TASK INSTRUCTIONS - Search the material for the string "HNBR" and copy each line where it occurs.
** begin SOURCE MATERIAL **
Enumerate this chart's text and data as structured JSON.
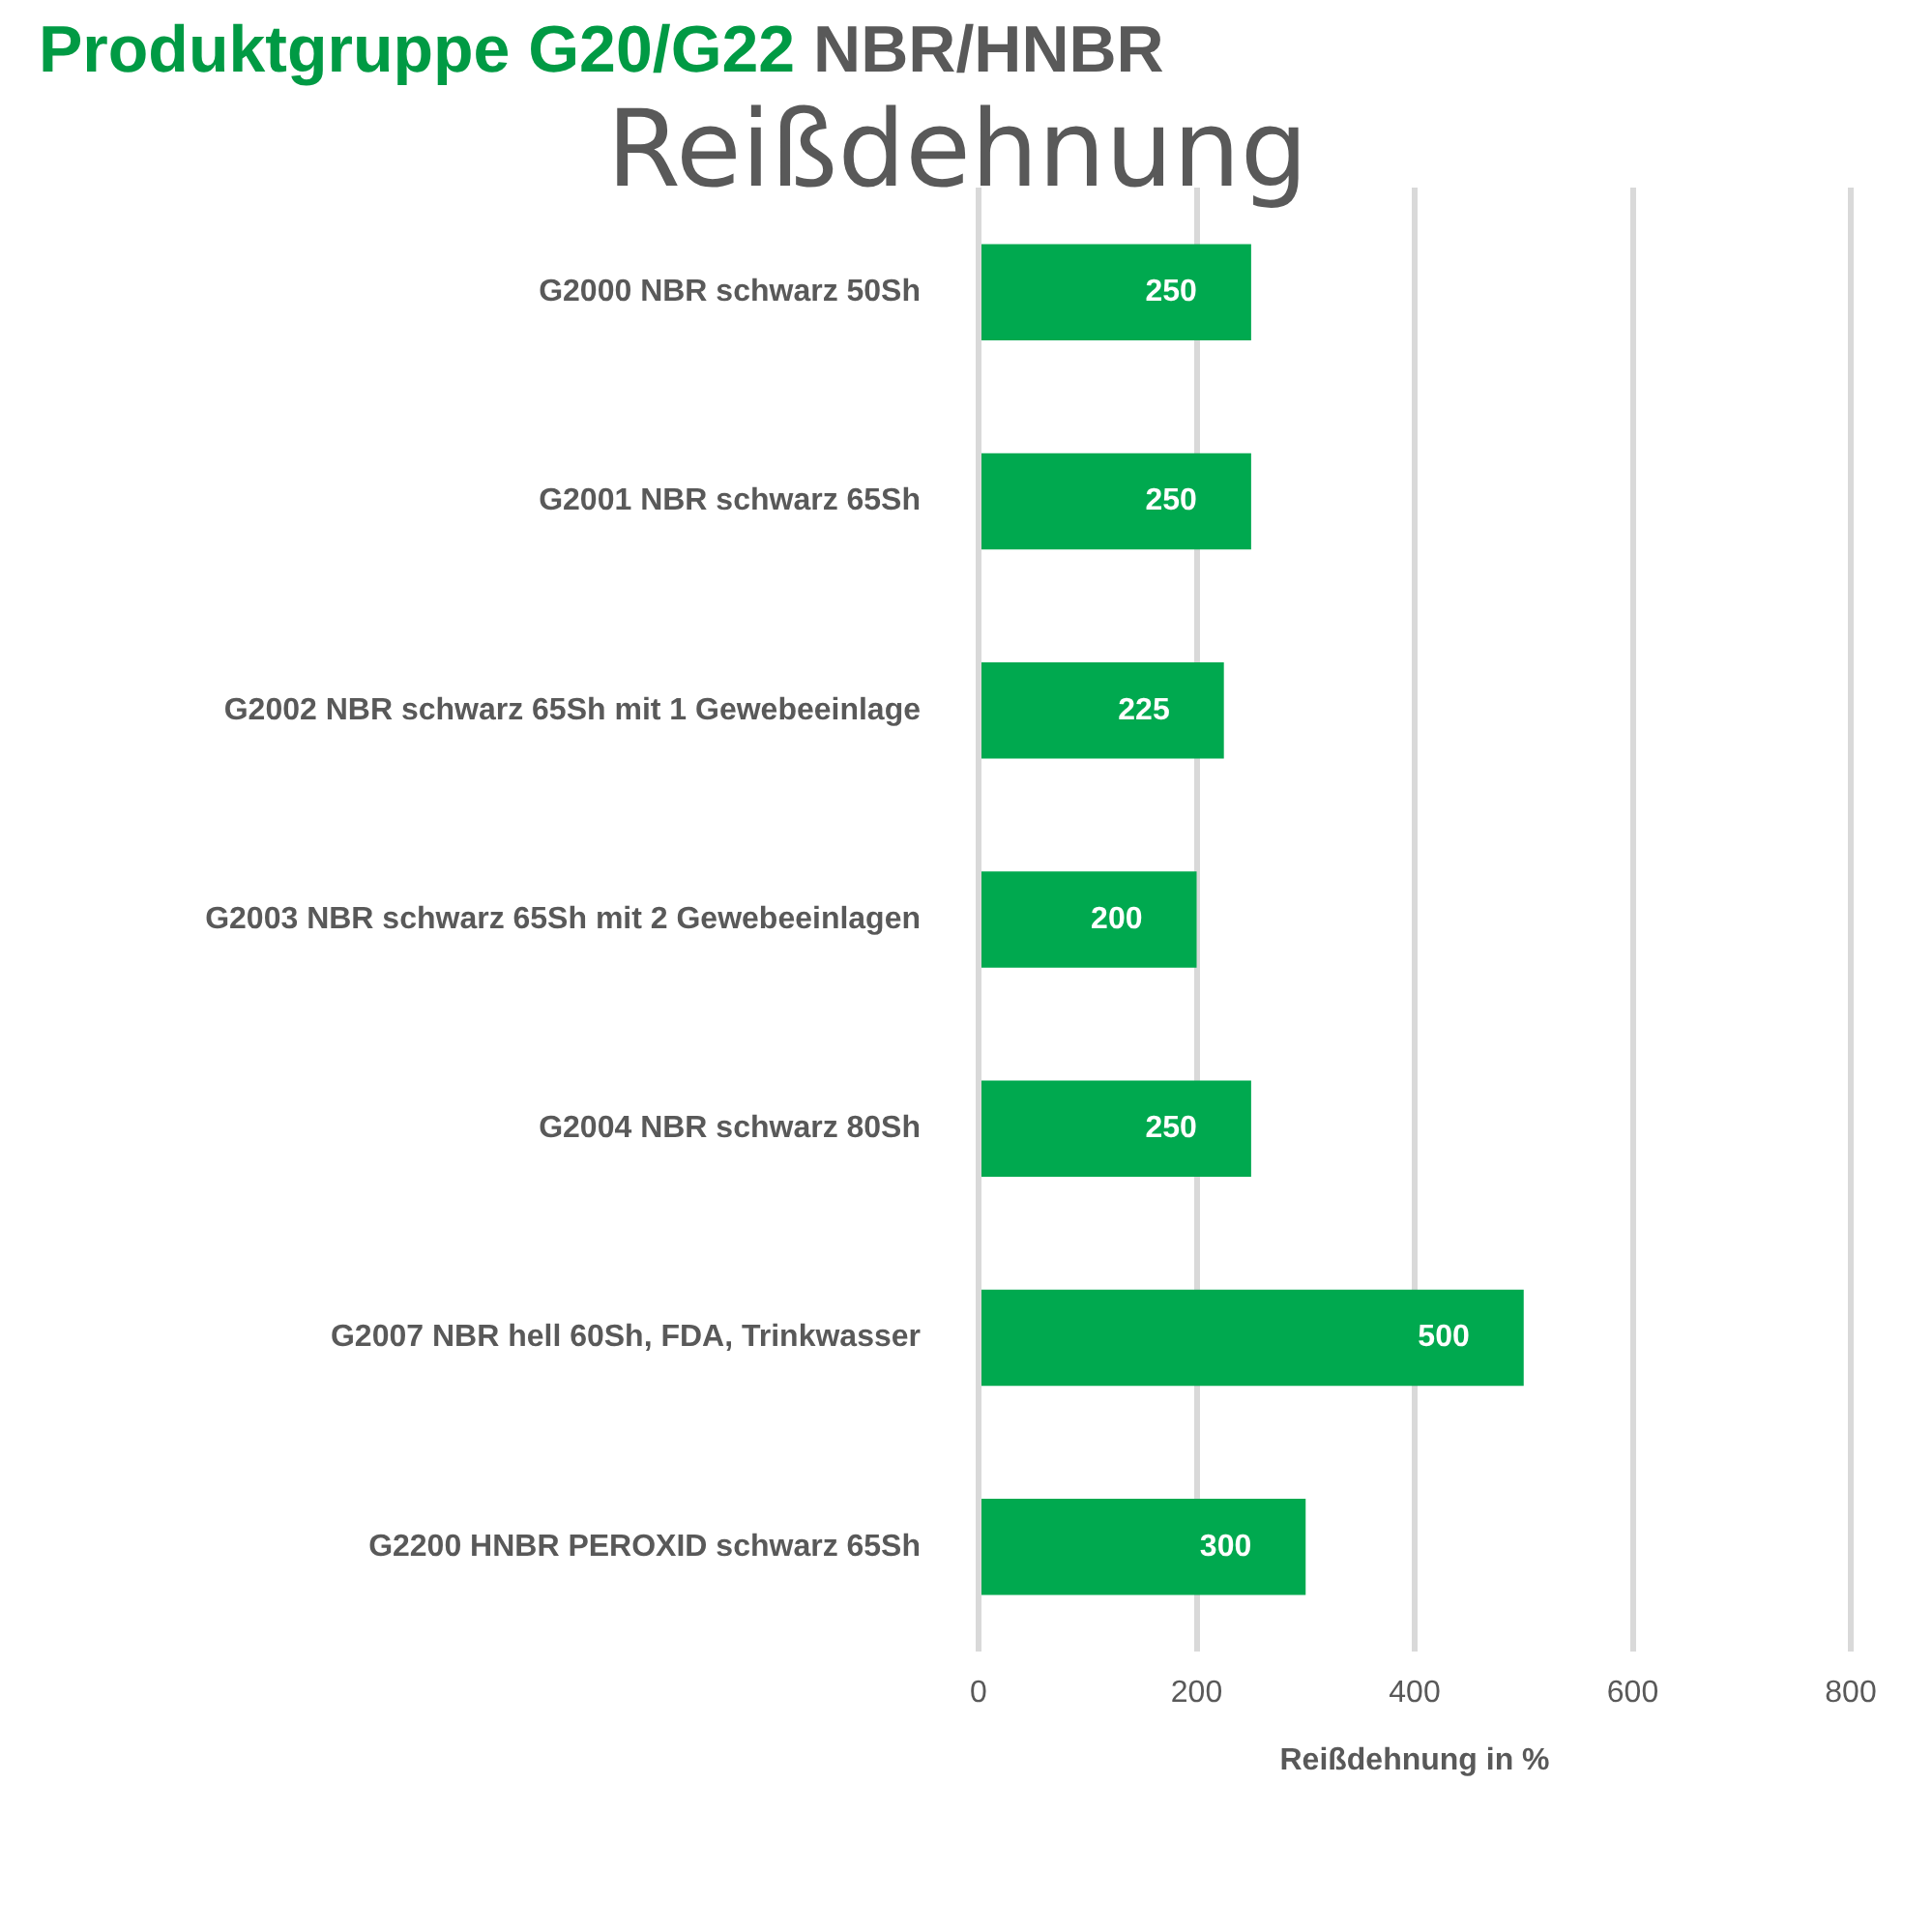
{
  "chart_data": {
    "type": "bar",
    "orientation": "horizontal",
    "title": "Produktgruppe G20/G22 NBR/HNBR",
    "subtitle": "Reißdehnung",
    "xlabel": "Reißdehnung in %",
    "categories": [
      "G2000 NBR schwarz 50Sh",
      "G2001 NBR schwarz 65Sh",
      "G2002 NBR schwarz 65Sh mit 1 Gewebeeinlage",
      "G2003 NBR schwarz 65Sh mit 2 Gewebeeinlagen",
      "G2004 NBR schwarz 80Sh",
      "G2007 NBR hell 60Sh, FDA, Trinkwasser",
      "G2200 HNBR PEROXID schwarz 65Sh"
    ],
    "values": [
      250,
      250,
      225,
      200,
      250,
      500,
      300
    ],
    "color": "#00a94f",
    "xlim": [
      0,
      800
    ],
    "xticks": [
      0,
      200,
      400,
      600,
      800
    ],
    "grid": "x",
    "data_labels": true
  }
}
** end SOURCE MATERIAL **
** begin SOURCE MATERIAL **
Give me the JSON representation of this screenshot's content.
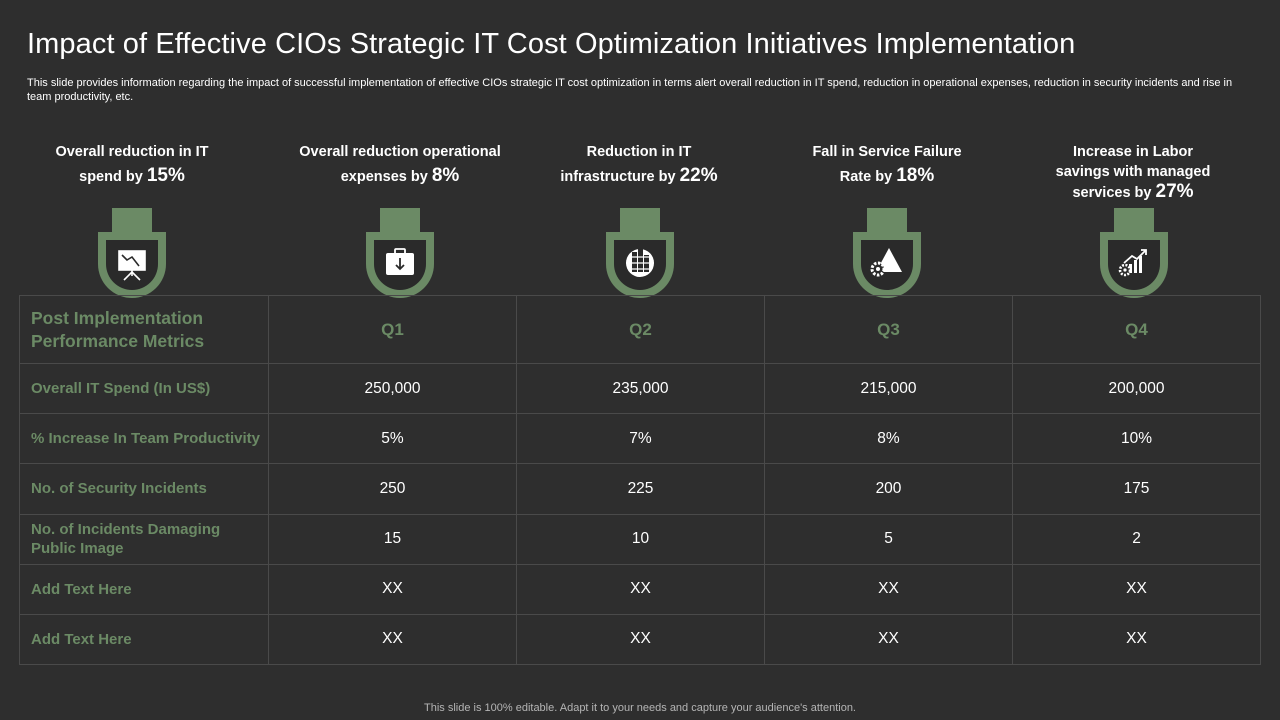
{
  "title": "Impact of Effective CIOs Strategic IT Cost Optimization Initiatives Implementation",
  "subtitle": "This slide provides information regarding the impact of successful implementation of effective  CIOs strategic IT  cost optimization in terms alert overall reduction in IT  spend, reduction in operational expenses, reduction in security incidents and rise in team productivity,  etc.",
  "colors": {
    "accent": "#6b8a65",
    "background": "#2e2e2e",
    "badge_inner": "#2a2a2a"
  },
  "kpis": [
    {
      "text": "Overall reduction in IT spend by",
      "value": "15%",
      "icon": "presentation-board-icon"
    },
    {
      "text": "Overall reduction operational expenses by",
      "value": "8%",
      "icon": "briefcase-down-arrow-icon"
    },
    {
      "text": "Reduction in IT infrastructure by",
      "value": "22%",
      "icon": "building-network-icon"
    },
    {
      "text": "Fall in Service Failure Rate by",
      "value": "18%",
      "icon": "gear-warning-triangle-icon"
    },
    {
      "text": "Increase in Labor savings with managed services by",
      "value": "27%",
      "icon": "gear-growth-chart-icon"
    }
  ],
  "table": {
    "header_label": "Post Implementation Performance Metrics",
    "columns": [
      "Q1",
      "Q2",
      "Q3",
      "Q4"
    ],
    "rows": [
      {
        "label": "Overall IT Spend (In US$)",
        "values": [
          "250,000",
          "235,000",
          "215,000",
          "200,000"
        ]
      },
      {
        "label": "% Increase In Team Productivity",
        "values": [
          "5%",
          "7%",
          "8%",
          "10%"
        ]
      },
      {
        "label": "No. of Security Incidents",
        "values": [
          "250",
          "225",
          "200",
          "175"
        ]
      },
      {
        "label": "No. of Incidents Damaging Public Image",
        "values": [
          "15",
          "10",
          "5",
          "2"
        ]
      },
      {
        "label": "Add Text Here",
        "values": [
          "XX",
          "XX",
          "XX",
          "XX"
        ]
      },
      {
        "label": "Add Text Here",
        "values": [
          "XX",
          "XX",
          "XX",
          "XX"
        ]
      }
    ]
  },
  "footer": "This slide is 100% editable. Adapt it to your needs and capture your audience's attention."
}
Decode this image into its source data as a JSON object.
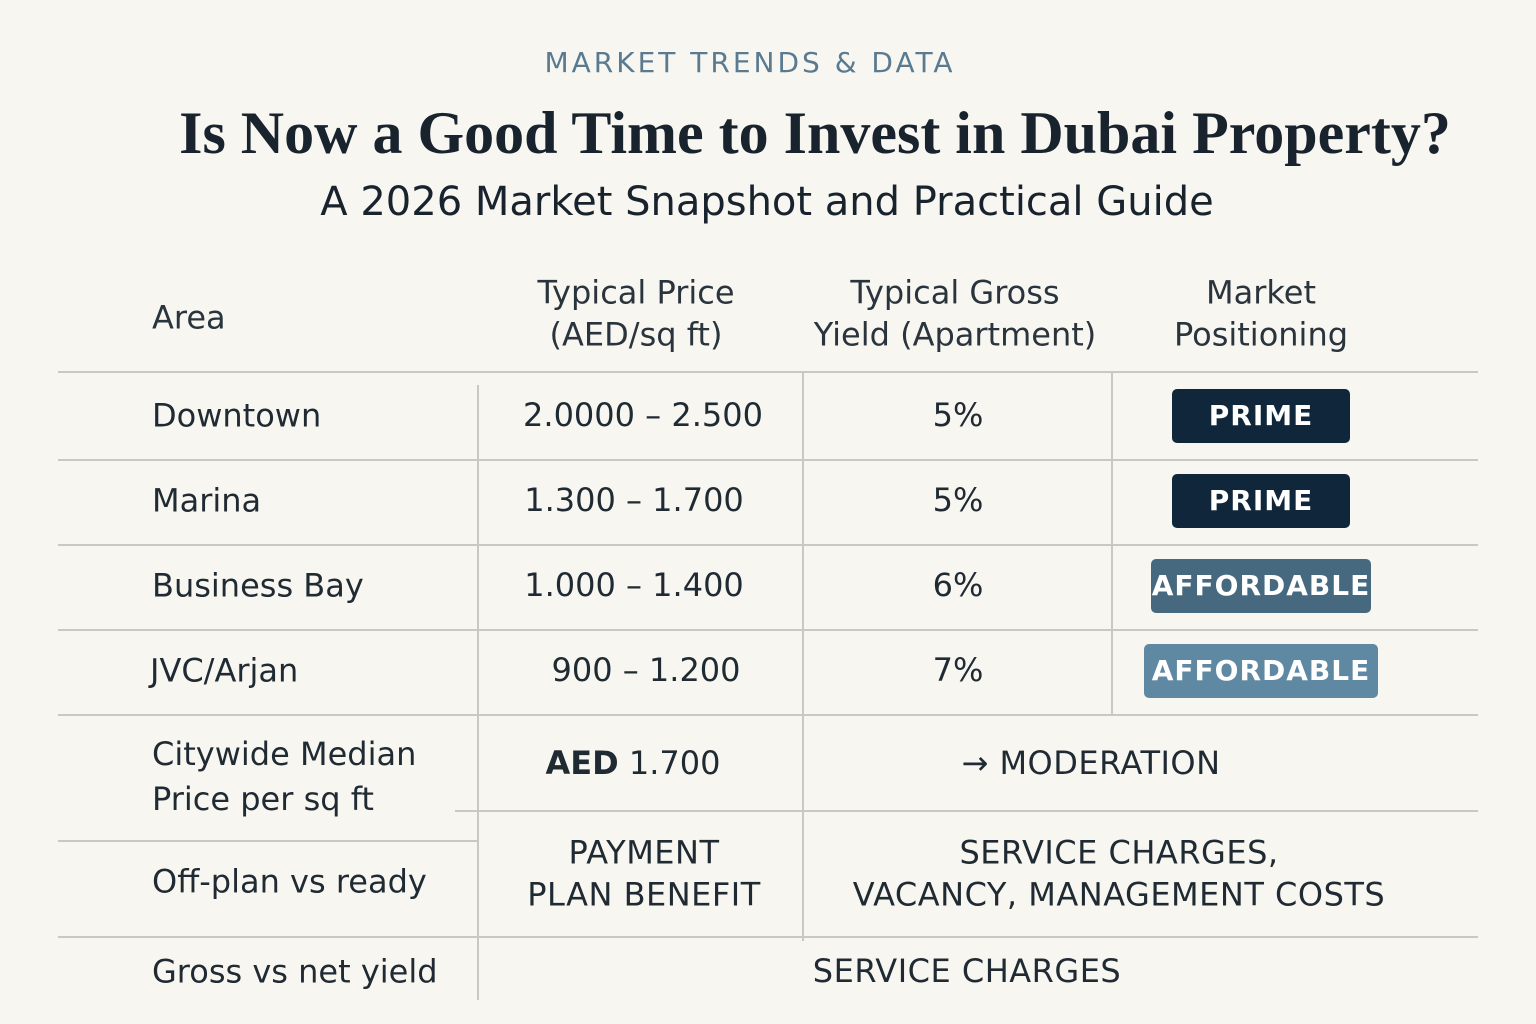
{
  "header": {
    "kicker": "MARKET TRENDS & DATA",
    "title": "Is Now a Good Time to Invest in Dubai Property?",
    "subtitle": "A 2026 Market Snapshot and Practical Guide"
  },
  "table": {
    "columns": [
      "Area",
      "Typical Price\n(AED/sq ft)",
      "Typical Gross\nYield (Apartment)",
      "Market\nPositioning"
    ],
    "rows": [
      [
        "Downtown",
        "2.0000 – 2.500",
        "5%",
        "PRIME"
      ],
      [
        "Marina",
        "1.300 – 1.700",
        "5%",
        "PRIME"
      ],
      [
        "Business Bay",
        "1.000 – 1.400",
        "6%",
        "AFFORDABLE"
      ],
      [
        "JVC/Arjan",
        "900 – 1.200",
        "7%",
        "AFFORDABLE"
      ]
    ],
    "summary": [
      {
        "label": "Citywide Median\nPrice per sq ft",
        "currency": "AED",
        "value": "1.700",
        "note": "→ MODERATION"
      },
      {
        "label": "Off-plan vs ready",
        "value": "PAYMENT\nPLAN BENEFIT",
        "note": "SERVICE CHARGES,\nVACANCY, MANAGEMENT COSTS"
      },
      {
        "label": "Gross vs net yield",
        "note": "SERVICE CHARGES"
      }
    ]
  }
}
** end SOURCE MATERIAL **
OUTPUT FOR THIS TASK -
    "title": "Produktgruppe G20/G22 NBR/HNBR",
      "G2200 HNBR PEROXID schwarz 65Sh"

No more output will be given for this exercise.